EXCERTO DA PÁGINA
━━━

José António Abreu: «Não gostava das mamas. Achava-as demasiado pequenas. Sentia-se tão insegura acerca delas que lhe perguntava repetidamente se não preferiria que fossem maiores. Ele respondia que não, que nem sequer gostava de mamas demasiado volumosas e que as dela não eram pequenas, eram perfeitas, mas ela não acreditava. Menos de um ano após o casamento decidiu colocar implantes. Ele resmungou. Não era necessário e, para mais, era caro. Mas ela estava determinada e ele acabou por ceder.»
José Navarro de Andrade: «A minha infância foi enriquecida por uma personagem fantástica que nunca conheci pessoalmente. Dava pelo bizarro nome de Largartixa e exercia um ofício hoje tão impossível como intrigante: era vendedor de livros porta-a-porta.»

━━━

PROBLEMA 1
No excerto, o que é que ela decidiu fazer menos de um ano após o casamento?
PROBLEMA 2
Continua o excerto literário, que acaba a falar do vendedor de livros porta-a-porta, a partir da última frase.

Dados de segmentação da página
━━━

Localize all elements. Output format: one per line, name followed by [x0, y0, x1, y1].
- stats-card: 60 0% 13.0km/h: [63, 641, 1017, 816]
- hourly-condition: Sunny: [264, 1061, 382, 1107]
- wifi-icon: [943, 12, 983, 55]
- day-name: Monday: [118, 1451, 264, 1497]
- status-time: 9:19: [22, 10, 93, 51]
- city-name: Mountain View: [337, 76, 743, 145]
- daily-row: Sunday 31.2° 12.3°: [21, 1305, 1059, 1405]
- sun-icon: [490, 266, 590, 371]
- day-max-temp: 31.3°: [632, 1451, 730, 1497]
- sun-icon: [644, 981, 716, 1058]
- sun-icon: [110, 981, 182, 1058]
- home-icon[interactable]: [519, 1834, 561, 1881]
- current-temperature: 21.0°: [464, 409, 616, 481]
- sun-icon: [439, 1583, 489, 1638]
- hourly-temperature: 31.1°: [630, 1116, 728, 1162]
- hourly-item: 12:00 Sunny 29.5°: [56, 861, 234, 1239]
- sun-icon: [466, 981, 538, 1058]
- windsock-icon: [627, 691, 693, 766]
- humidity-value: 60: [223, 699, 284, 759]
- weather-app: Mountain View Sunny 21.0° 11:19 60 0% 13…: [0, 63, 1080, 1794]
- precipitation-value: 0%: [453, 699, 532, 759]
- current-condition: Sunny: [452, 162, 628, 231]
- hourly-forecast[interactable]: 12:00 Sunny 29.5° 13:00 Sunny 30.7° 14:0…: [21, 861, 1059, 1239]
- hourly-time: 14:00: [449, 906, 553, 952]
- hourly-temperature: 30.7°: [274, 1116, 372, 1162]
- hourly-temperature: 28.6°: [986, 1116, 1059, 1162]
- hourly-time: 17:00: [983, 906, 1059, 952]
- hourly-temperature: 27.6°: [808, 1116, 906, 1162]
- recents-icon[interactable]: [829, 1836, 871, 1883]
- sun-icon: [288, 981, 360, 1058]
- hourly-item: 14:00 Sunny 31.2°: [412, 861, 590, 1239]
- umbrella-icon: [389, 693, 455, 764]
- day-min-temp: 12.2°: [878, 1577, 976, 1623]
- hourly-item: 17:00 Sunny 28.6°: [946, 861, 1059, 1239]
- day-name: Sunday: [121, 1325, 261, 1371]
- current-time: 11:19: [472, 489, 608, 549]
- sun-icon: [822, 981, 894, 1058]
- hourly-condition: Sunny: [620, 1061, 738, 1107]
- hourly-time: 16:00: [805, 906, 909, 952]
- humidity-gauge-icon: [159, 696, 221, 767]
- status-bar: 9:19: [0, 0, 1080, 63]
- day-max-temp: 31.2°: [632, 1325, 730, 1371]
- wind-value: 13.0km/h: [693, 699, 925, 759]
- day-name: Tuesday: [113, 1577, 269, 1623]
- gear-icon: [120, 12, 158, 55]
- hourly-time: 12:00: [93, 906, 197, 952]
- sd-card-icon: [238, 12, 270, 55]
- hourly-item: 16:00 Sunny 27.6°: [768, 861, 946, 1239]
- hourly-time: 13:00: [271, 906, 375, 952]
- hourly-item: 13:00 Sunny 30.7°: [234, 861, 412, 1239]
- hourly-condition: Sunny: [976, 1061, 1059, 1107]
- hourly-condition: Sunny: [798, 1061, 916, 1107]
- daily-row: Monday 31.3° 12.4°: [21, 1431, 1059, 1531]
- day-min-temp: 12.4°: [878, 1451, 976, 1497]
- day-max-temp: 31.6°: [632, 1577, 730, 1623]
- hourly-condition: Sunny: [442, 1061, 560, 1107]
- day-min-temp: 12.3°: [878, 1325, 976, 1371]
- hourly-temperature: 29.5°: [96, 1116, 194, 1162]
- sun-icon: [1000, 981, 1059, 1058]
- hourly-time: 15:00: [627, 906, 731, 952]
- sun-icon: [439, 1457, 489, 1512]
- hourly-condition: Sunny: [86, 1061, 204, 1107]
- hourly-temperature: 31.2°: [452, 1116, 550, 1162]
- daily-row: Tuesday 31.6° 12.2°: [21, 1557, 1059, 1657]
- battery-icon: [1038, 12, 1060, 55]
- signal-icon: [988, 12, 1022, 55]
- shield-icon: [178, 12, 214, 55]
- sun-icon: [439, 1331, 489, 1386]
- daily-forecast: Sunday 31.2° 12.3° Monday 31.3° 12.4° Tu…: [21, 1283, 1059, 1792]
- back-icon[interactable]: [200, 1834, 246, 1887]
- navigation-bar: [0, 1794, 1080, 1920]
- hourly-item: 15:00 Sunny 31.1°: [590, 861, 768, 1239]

━━━

RESPOSTA 1
Decidiu colocar implantes.

RESPOSTA 2
Patrícia Reis: «- mãe, não podemos ter um primeiro-ministro chamado Tozé, ou podemos?»
Eu: «As campainhas de alarme terão de soar no PSD: o escrutínio açoriano, claramente influenciado por factores nacionais, indicia resultados tão maus ou piores para o partido nas autárquicas do próximo ano. Passos Coelho assumiu dignamente a derrota mas deve apressar-se a tirar conclusões deste expressivo voto de protesto dos eleitores açorianos.»